-------- PROVIDED RECORDS --------
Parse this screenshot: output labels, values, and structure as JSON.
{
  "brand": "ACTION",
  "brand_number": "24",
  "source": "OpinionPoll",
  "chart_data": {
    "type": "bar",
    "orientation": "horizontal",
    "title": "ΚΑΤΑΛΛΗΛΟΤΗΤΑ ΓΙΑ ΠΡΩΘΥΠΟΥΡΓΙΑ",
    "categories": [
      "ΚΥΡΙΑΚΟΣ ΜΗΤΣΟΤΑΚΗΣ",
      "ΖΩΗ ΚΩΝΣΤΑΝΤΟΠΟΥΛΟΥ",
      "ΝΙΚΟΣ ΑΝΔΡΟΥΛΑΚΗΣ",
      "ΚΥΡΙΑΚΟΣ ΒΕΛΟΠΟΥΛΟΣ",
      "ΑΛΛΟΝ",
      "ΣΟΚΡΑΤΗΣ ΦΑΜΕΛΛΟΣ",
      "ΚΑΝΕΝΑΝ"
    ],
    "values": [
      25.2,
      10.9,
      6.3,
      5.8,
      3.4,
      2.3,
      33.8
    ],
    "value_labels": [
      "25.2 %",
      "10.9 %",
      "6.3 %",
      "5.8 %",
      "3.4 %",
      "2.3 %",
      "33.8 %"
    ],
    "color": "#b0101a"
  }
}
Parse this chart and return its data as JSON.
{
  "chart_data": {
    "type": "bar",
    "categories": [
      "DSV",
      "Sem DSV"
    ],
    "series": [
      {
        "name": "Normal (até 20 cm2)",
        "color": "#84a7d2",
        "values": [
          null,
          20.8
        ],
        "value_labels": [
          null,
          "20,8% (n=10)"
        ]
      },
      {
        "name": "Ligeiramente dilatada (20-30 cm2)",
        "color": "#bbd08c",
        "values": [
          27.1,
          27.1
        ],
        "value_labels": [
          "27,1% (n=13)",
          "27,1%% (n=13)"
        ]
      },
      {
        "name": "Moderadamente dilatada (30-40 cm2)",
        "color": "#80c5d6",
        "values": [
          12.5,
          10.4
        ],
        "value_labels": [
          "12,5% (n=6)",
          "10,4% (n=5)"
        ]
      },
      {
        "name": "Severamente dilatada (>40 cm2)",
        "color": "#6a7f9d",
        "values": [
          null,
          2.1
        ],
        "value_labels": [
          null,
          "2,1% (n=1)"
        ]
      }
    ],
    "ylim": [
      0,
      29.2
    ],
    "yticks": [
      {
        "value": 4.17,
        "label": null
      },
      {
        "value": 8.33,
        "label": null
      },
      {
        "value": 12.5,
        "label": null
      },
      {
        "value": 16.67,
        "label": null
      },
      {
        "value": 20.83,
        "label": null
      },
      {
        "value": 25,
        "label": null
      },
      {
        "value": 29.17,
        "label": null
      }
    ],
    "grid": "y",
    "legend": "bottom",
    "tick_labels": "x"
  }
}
--------
*THE TASK*.
Find the line that contains "Parse this chart and return its data as JSON." in the listing above. Retype it and every line after it up to the last, exactly, and nothing else.

*RESULT OF THE TASK*.
Parse this chart and return its data as JSON.
{
  "chart_data": {
    "type": "bar",
    "categories": [
      "DSV",
      "Sem DSV"
    ],
    "series": [
      {
        "name": "Normal (até 20 cm2)",
        "color": "#84a7d2",
        "values": [
          null,
          20.8
        ],
        "value_labels": [
          null,
          "20,8% (n=10)"
        ]
      },
      {
        "name": "Ligeiramente dilatada (20-30 cm2)",
        "color": "#bbd08c",
        "values": [
          27.1,
          27.1
        ],
        "value_labels": [
          "27,1% (n=13)",
          "27,1%% (n=13)"
        ]
      },
      {
        "name": "Moderadamente dilatada (30-40 cm2)",
        "color": "#80c5d6",
        "values": [
          12.5,
          10.4
        ],
        "value_labels": [
          "12,5% (n=6)",
          "10,4% (n=5)"
        ]
      },
      {
        "name": "Severamente dilatada (>40 cm2)",
        "color": "#6a7f9d",
        "values": [
          null,
          2.1
        ],
        "value_labels": [
          null,
          "2,1% (n=1)"
        ]
      }
    ],
    "ylim": [
      0,
      29.2
    ],
    "yticks": [
      {
        "value": 4.17,
        "label": null
      },
      {
        "value": 8.33,
        "label": null
      },
      {
        "value": 12.5,
        "label": null
      },
      {
        "value": 16.67,
        "label": null
      },
      {
        "value": 20.83,
        "label": null
      },
      {
        "value": 25,
        "label": null
      },
      {
        "value": 29.17,
        "label": null
      }
    ],
    "grid": "y",
    "legend": "bottom",
    "tick_labels": "x"
  }
}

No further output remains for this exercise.